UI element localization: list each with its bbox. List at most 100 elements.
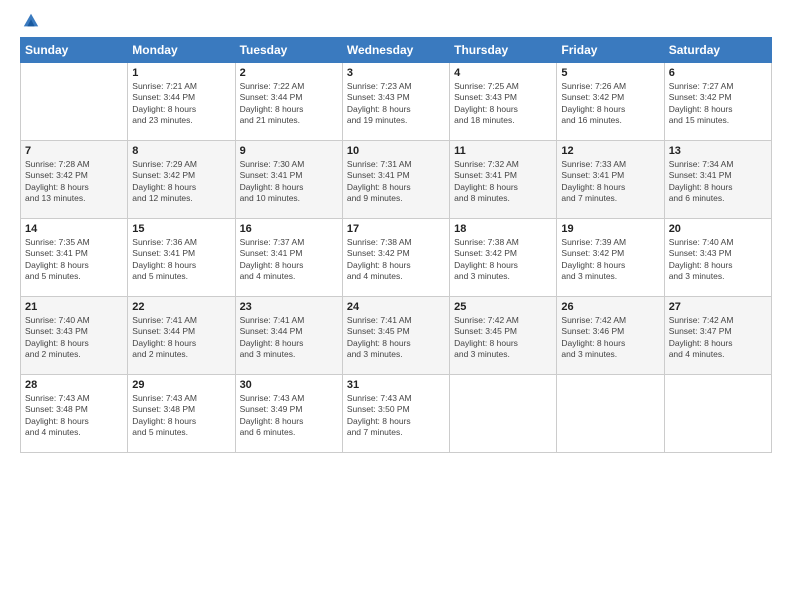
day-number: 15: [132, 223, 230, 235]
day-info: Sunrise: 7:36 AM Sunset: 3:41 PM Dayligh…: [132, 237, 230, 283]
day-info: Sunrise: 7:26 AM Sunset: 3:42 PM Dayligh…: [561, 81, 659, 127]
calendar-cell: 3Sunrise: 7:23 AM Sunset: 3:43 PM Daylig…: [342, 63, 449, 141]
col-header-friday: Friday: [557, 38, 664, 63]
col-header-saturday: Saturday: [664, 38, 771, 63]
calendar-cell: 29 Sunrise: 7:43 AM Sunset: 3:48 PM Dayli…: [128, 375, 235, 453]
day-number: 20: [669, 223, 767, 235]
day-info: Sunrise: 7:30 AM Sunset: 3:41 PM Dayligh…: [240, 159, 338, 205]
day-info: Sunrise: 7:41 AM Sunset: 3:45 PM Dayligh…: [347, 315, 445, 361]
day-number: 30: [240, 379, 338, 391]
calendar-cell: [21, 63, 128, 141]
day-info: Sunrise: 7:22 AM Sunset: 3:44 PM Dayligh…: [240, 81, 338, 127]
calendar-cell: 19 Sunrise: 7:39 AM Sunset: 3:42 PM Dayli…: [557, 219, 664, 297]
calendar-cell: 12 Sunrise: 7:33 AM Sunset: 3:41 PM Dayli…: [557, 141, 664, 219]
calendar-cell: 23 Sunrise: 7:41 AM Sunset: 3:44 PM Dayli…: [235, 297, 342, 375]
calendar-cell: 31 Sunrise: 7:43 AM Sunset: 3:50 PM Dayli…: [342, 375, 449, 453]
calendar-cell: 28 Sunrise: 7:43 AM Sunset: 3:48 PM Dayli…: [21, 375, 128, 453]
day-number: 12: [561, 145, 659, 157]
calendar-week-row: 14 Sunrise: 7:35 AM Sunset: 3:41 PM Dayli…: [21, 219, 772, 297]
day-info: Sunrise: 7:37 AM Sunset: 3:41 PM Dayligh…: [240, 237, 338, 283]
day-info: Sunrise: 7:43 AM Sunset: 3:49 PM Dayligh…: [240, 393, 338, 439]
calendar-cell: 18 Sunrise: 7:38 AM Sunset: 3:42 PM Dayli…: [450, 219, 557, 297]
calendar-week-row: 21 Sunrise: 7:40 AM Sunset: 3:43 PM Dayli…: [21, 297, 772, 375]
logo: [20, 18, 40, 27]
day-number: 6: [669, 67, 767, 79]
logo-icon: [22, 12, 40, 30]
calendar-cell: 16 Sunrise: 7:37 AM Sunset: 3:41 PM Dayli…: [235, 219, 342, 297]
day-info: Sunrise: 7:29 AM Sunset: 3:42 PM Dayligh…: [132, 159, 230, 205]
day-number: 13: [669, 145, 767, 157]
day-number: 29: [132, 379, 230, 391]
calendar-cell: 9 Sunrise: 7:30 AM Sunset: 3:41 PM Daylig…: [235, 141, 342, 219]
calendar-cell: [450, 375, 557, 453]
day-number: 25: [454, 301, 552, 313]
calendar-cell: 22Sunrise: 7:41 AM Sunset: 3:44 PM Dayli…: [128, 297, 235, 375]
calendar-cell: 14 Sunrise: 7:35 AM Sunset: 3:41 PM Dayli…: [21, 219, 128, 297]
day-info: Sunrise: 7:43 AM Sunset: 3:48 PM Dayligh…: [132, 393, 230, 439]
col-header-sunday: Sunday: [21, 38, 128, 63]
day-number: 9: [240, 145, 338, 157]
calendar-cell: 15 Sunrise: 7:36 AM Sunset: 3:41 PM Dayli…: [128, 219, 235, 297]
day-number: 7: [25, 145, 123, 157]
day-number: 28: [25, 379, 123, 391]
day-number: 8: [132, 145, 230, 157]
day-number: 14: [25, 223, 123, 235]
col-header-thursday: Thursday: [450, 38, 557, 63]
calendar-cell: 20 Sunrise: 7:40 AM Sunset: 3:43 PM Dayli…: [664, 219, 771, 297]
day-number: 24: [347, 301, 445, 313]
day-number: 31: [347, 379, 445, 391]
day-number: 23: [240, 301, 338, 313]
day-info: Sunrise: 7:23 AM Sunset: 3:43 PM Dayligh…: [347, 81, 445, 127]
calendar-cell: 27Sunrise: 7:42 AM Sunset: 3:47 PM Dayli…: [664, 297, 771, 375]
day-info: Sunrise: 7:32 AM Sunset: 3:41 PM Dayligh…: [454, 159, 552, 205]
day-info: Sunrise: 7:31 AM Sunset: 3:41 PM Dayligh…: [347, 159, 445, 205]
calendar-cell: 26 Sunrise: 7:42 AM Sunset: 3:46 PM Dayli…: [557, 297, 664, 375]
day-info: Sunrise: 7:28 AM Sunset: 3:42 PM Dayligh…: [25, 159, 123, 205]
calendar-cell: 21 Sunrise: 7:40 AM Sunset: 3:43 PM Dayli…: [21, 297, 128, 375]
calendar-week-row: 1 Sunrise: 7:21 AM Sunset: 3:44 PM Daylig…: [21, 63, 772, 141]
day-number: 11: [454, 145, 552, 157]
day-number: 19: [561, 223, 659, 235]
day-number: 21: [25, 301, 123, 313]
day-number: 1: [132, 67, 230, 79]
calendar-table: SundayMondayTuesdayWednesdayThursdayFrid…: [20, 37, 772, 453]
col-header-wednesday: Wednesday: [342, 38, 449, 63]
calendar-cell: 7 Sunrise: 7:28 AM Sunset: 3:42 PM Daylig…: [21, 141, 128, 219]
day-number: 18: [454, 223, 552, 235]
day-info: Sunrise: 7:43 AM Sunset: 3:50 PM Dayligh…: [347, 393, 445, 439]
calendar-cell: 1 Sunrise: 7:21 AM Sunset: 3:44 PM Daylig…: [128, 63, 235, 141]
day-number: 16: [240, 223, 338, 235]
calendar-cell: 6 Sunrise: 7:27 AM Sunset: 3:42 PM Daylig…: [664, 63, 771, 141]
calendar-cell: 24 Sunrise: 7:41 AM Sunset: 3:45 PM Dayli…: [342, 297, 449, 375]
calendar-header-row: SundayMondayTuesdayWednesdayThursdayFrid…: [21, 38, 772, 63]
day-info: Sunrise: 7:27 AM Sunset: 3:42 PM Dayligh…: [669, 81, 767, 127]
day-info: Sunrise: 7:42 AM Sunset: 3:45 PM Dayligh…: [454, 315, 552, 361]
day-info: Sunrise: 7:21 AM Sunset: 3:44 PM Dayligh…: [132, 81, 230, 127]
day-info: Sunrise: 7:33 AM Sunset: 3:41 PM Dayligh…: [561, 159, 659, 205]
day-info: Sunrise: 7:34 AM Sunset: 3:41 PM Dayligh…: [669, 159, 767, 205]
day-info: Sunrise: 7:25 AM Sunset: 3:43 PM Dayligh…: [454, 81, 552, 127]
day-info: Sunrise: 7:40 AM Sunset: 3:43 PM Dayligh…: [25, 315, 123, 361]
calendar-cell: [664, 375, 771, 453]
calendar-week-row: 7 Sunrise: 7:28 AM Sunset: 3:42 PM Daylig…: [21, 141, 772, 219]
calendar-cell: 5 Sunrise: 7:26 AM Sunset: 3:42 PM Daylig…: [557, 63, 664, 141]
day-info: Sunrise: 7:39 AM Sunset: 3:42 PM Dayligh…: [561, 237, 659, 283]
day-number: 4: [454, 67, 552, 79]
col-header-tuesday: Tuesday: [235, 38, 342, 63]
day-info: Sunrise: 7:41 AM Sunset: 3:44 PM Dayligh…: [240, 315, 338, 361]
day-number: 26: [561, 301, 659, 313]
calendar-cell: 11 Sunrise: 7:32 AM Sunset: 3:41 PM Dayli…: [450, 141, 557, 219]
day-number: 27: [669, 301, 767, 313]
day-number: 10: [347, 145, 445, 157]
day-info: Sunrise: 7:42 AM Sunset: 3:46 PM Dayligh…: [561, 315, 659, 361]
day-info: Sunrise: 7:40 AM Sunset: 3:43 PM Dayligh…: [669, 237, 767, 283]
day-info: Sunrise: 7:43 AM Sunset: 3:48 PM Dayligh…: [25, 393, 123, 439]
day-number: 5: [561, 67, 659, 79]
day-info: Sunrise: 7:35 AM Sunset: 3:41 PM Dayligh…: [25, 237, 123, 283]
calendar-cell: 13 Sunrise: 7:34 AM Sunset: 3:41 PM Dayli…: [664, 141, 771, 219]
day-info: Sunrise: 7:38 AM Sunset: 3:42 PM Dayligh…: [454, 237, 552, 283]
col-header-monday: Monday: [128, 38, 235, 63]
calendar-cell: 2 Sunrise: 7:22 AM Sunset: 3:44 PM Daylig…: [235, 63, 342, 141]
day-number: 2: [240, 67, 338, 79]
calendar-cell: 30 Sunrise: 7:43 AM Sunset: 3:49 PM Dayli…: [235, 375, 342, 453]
_ _ _ _
Echo every line of the records from the line containing "day-number: 15: [132, 223, 230, 235]" down to the line containing "calendar-cell: 3Sunrise: 7:23", both of those lines included.

▸ Solution to this problem
day-number: 15: [132, 223, 230, 235]
day-info: Sunrise: 7:36 AM Sunset: 3:41 PM Dayligh…: [132, 237, 230, 283]
day-info: Sunrise: 7:26 AM Sunset: 3:42 PM Dayligh…: [561, 81, 659, 127]
calendar-cell: 3Sunrise: 7:23 AM Sunset: 3:43 PM Daylig…: [342, 63, 449, 141]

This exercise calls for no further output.